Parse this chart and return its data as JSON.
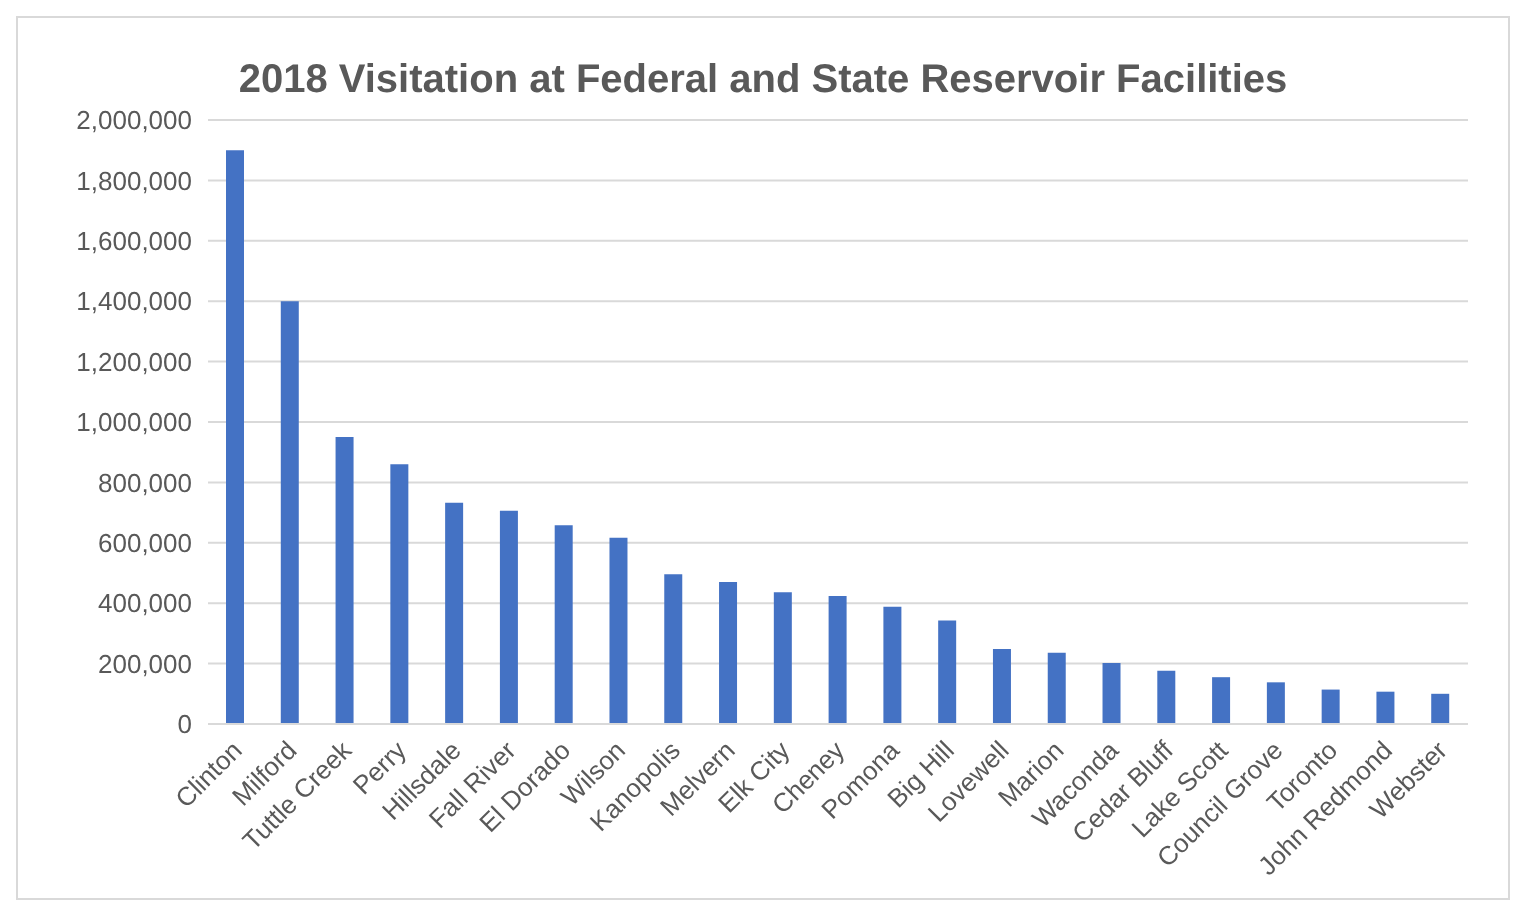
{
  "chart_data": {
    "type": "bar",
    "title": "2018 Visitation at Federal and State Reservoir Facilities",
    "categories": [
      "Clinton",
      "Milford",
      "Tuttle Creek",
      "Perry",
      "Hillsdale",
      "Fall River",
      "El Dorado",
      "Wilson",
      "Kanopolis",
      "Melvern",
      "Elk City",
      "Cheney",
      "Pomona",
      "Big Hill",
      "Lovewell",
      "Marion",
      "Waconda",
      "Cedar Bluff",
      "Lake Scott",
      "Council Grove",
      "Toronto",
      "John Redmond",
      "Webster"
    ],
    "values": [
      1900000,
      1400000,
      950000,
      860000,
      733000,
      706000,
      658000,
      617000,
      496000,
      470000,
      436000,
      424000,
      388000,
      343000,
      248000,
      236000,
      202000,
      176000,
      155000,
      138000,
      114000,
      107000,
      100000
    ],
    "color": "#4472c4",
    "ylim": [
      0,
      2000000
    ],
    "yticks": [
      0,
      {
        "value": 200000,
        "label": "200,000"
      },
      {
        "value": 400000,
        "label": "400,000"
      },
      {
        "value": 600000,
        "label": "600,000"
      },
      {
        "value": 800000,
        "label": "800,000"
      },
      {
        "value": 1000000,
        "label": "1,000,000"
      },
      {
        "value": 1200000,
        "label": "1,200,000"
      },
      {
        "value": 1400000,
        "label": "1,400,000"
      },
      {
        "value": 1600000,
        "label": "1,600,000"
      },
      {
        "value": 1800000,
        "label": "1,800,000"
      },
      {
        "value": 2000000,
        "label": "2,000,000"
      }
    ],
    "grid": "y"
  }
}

◆ TASK REQUIREMENTS: Transcribe each line above verbatim, with the pictures left out.

◆ COMPLETE RESPONSE:
Parse this chart and return its data as JSON.
{
  "chart_data": {
    "type": "bar",
    "title": "2018 Visitation at Federal and State Reservoir Facilities",
    "categories": [
      "Clinton",
      "Milford",
      "Tuttle Creek",
      "Perry",
      "Hillsdale",
      "Fall River",
      "El Dorado",
      "Wilson",
      "Kanopolis",
      "Melvern",
      "Elk City",
      "Cheney",
      "Pomona",
      "Big Hill",
      "Lovewell",
      "Marion",
      "Waconda",
      "Cedar Bluff",
      "Lake Scott",
      "Council Grove",
      "Toronto",
      "John Redmond",
      "Webster"
    ],
    "values": [
      1900000,
      1400000,
      950000,
      860000,
      733000,
      706000,
      658000,
      617000,
      496000,
      470000,
      436000,
      424000,
      388000,
      343000,
      248000,
      236000,
      202000,
      176000,
      155000,
      138000,
      114000,
      107000,
      100000
    ],
    "color": "#4472c4",
    "ylim": [
      0,
      2000000
    ],
    "yticks": [
      0,
      {
        "value": 200000,
        "label": "200,000"
      },
      {
        "value": 400000,
        "label": "400,000"
      },
      {
        "value": 600000,
        "label": "600,000"
      },
      {
        "value": 800000,
        "label": "800,000"
      },
      {
        "value": 1000000,
        "label": "1,000,000"
      },
      {
        "value": 1200000,
        "label": "1,200,000"
      },
      {
        "value": 1400000,
        "label": "1,400,000"
      },
      {
        "value": 1600000,
        "label": "1,600,000"
      },
      {
        "value": 1800000,
        "label": "1,800,000"
      },
      {
        "value": 2000000,
        "label": "2,000,000"
      }
    ],
    "grid": "y"
  }
}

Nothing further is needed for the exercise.